新型コロナウイルスで衛生観念が益々強化されつつある社会ですが、今回はオーストラリアの保護動物として、都市部の公園や住宅地の木の上にも多く住んでいる有袋類のポッサムから、人間や他の動物に感染する感染症についてのお話です。
2020年3月、シドニー北部の女性がポッサムに引っ掻かれ噛まれた後、リンパ線が腫れ、倦怠感、喉の痛みなどを訴えていることから6月NSW州政府は珍しい野兎病の可能性があるとして州民に警告を出しました。
この病気は人から人への感染はなく伝染性が高いが殆どは抗生物質で全快するとして「野生の動物に触れないようにすることがベスト」と注意を促しています。
野兎病はオーストラリアでは過去にかかった人は2011年の2人のみ(両人共タスマニア州住人)という大変珍しい病気で、この2人もポッサムに嚙まれ、又は、引っ掻かれた結果、同じような症状を訴え抗生物質により
回復したということです。
ポッサムはオーストラリアの在来種となり、北半球のリスが少し太ったような夜行性樹上動物で、種類によりサイズは片手に収まるほど小さいものから中型までで、一般家庭の庭の木の上にもよく巣をつくり人によっては巣箱を設置して餌付けする人も少なくありません。
また、犬には食糞という行為があり、ペットがいる場合は自宅の庭や公園で特にポッサムの糞を食べてしまう犬が多いことはよく知られています。
ところが実は、ポッサムの糞には他の動物や人間に伝染する疾病の元になるバクテリアや回虫が多く生息しており、触れることはもとより土足で家に入る習慣のあるこの国では特に気を付けなければなりません。
また、糞に汚染されている土壌やほこりの中で生育するといわれる感染症のヒストプラズマ症やハンタウイルスは、この真菌の胞子を吸い込むことで起こることから、糞には近づかないようにするのが賢明です。
今回の野兎病以外にも結核、レプトスピラ症、斑点熱、コクシジウム症などの感染の可能性も挙げられており、現在までの感染率は非常に低く死亡率はゼロとされていますが、油断せずペットも人も免疫レベルを上げ、飼い主さんはペットの食糞行動管理もしっかりと行う必要がありそうです。

* 課題
次の1.〜3.が本文と一致するかを「はい」か「いいえ」で答え、決め手となる本文の語句を引用せよ。
1. 2020年3月にポッサムに引っ掻かれ噛まれたのは、シドニー北部の女性である。
2. 野兎病は人から人へ感染する。
3. ポッサムは夜行性の樹上動物である。

* 抽出記録
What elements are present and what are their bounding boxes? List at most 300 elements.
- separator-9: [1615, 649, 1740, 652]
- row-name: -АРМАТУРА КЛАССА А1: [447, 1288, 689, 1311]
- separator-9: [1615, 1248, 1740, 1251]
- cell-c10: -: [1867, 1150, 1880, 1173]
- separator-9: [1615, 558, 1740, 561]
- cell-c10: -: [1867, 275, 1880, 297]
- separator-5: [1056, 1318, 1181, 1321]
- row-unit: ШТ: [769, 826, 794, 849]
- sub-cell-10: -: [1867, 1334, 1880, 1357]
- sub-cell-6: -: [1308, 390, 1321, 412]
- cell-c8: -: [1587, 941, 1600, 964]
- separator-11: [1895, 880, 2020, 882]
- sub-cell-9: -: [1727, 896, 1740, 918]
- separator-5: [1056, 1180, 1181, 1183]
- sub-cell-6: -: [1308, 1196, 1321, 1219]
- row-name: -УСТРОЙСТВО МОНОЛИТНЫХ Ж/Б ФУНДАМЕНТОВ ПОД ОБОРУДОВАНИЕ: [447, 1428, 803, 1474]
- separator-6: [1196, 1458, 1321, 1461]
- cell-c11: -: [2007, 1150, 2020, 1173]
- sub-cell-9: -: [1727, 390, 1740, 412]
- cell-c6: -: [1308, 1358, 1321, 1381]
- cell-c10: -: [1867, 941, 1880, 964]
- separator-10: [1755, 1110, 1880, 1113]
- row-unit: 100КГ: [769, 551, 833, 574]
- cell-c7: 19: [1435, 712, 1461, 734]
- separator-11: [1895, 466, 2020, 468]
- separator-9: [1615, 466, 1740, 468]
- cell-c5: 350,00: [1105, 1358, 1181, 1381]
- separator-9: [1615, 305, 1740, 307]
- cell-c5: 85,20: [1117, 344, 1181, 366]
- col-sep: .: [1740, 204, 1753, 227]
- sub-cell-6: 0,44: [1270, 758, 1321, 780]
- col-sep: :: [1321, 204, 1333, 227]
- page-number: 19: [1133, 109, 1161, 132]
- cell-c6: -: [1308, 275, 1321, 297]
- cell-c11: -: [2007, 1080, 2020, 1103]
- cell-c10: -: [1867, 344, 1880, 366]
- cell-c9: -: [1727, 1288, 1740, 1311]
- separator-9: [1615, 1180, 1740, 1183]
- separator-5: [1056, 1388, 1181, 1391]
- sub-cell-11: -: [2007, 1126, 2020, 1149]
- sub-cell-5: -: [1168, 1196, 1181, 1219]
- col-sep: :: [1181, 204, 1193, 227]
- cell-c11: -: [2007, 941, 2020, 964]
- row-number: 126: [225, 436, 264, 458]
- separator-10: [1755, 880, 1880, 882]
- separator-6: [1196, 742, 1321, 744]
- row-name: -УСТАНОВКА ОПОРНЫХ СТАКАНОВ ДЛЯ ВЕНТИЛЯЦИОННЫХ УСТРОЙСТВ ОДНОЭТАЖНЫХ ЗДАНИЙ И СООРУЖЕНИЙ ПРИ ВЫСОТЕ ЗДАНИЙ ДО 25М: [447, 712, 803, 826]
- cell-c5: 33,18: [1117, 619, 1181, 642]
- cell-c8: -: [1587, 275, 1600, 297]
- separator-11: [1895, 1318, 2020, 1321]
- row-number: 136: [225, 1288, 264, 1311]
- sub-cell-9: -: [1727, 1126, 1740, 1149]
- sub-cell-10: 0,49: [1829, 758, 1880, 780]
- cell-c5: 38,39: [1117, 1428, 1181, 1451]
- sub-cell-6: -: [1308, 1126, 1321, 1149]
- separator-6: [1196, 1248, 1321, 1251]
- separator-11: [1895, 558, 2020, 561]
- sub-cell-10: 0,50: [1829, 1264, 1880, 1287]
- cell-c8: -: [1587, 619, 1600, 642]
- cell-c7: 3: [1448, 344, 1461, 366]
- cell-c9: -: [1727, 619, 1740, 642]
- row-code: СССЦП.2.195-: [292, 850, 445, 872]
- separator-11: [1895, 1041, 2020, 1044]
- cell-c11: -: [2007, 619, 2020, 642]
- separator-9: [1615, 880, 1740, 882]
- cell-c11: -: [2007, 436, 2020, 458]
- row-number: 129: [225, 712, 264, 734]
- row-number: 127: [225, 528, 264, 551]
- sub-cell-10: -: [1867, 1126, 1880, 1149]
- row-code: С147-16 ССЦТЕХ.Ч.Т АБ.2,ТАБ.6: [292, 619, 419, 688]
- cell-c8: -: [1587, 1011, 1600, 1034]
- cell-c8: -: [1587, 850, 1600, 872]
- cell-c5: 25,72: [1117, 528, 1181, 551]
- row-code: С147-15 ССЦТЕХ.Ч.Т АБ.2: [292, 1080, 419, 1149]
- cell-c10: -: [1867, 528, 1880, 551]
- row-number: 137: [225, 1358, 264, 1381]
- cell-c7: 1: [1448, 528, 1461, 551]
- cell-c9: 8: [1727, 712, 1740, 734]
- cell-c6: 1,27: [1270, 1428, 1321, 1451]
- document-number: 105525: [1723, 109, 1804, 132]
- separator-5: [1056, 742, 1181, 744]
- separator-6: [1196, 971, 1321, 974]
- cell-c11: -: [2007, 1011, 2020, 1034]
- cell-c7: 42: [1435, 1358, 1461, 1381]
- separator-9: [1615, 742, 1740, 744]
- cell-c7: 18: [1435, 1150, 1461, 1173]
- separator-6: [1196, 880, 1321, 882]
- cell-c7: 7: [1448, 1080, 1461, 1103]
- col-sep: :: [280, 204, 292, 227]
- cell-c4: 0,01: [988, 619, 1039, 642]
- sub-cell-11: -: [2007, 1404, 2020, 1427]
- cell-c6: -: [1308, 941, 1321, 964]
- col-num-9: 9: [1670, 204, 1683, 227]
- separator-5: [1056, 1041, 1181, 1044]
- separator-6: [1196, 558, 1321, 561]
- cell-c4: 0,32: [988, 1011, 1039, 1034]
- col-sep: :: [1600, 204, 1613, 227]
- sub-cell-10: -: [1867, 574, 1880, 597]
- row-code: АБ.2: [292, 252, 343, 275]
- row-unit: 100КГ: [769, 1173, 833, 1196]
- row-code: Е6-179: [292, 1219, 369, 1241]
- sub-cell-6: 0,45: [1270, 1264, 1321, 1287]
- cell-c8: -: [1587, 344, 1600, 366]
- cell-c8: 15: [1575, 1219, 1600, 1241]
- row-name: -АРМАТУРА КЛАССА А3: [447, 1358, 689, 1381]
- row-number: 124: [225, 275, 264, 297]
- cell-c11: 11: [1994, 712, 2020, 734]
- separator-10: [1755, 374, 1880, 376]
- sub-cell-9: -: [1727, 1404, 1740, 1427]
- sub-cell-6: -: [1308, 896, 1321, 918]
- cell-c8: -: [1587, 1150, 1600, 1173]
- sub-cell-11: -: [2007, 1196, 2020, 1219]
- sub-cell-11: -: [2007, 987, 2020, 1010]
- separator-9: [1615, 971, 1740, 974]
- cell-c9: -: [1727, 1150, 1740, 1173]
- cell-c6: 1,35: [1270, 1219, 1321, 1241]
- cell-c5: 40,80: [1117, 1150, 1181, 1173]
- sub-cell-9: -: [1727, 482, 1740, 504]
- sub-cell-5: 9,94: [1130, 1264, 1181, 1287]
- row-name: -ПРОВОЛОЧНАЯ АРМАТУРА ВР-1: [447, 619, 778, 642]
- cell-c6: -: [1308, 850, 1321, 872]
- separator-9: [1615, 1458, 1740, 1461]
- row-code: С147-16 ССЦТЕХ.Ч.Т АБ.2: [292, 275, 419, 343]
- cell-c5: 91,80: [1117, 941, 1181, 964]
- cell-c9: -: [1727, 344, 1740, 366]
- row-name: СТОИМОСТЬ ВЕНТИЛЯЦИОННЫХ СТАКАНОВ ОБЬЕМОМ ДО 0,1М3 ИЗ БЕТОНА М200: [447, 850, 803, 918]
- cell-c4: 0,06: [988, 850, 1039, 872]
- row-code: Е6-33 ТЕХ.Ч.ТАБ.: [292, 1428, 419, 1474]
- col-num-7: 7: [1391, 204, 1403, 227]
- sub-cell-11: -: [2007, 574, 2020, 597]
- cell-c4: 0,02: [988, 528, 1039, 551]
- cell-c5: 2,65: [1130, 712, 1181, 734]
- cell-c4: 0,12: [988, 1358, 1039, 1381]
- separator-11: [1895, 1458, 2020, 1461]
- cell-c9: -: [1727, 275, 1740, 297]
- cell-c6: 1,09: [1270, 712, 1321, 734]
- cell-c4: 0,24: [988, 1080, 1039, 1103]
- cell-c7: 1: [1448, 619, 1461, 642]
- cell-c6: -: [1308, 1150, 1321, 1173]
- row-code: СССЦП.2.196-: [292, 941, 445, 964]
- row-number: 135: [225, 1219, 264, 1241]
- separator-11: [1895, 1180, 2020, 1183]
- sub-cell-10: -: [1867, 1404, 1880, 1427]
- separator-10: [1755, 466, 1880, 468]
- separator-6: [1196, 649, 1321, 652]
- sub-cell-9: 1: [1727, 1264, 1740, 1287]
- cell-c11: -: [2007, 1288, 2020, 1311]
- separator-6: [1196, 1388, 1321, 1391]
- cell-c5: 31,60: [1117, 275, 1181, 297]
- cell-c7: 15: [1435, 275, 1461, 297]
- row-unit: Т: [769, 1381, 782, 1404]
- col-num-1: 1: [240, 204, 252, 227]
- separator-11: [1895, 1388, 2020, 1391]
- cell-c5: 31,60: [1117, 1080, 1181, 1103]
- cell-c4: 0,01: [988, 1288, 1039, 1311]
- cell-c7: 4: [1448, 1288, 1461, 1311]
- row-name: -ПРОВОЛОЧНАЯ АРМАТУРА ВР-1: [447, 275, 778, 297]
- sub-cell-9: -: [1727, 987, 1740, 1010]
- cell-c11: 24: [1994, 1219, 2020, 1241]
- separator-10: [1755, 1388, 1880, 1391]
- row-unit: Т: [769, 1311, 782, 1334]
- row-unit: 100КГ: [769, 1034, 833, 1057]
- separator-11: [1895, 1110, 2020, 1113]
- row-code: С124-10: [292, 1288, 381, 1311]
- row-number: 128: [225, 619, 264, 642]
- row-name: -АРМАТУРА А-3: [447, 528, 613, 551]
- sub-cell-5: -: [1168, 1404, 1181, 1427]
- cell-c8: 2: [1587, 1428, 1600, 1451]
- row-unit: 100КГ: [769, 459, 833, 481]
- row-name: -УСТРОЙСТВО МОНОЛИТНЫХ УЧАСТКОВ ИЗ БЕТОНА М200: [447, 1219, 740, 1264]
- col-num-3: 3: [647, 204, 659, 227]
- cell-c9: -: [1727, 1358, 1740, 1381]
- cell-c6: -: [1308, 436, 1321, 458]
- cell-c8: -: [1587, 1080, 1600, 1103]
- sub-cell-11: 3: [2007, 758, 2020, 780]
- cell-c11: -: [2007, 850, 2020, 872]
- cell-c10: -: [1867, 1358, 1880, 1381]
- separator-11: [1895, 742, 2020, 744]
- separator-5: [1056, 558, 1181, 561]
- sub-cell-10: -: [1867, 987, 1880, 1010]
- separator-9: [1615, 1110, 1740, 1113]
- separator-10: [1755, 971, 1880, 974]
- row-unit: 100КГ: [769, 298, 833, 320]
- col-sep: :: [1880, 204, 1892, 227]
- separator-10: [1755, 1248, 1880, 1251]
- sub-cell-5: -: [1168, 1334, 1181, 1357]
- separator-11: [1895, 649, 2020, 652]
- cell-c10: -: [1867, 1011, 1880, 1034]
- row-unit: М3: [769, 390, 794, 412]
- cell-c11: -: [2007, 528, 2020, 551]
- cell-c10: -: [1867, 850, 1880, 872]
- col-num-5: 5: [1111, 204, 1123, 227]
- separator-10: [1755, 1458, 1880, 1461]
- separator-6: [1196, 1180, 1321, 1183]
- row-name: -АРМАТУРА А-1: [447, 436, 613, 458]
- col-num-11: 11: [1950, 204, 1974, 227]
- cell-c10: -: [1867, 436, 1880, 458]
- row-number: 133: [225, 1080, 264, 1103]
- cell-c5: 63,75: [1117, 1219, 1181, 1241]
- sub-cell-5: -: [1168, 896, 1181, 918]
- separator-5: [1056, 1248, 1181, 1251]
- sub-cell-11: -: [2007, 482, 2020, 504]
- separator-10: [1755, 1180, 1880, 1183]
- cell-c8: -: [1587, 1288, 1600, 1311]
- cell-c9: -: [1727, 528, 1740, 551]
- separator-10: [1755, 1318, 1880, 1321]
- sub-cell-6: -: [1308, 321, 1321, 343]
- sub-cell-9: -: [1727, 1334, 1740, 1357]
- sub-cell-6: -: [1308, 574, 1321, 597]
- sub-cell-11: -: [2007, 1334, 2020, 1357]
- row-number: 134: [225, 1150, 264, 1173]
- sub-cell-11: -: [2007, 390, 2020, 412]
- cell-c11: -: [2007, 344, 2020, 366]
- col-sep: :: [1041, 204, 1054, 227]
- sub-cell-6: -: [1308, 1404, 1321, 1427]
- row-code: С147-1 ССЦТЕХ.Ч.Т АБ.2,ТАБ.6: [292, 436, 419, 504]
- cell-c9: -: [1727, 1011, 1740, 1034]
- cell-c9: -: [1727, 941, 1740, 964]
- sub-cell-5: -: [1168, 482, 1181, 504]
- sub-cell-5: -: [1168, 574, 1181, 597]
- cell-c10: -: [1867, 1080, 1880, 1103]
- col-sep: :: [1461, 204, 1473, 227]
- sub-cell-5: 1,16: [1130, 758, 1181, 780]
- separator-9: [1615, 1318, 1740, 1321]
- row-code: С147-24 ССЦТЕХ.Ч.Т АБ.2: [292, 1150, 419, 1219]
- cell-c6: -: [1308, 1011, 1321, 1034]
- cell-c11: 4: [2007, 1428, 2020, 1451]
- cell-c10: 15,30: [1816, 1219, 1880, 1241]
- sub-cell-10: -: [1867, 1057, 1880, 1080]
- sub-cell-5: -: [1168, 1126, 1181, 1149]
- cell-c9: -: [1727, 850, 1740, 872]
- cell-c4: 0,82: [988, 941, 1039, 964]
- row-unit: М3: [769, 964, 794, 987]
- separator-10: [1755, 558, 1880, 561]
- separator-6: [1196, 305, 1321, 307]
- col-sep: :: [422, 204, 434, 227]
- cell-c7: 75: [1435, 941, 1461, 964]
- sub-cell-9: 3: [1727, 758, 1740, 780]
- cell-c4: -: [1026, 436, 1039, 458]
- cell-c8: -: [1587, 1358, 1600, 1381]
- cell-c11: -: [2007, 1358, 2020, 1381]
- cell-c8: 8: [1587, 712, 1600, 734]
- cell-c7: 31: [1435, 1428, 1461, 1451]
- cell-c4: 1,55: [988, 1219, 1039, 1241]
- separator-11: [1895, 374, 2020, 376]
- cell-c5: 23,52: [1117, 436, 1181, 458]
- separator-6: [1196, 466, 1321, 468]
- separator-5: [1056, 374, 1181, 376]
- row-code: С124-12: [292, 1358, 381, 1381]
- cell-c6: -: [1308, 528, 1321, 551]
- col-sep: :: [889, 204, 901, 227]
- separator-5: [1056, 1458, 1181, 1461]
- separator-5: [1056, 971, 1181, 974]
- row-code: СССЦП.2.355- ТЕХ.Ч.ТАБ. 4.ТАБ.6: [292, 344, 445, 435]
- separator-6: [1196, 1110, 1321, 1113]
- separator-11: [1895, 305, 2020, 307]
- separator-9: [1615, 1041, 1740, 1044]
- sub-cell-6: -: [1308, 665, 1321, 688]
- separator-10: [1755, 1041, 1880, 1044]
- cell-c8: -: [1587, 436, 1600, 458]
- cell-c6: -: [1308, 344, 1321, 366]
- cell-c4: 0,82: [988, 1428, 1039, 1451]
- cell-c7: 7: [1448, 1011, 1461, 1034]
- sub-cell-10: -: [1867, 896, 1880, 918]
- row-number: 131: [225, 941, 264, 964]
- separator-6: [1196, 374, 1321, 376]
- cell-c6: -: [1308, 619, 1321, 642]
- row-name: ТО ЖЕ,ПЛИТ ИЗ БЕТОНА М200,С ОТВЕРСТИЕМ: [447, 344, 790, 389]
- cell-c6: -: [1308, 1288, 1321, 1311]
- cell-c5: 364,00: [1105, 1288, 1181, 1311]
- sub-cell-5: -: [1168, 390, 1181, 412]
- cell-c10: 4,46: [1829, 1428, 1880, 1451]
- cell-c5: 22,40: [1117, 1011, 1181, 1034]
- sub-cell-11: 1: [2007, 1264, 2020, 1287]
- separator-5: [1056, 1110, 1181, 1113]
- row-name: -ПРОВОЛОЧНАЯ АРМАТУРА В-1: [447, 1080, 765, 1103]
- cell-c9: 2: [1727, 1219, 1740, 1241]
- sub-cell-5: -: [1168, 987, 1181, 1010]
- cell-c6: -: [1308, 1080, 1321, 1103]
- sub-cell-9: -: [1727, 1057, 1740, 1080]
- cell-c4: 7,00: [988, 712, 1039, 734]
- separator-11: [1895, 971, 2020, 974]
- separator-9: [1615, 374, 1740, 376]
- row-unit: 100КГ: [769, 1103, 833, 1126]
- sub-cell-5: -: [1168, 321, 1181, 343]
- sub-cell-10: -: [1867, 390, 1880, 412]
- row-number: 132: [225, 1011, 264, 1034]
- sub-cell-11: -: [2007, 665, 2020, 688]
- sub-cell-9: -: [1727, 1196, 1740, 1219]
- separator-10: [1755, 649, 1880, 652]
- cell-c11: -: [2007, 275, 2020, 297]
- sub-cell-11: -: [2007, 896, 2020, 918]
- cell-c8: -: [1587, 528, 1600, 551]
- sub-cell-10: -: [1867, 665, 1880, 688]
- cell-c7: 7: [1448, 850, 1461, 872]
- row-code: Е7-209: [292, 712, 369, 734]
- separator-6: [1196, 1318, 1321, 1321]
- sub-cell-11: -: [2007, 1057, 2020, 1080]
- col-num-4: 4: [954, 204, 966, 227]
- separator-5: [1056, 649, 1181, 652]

* 解答例
1. はい:「2020年3月、シドニー北部の女性がポッサムに引っ掻かれ噛まれた後」
2. いいえ:「この病気は人から人への感染はなく」
3. はい:「北半球のリスが少し太ったような夜行性樹上動物で」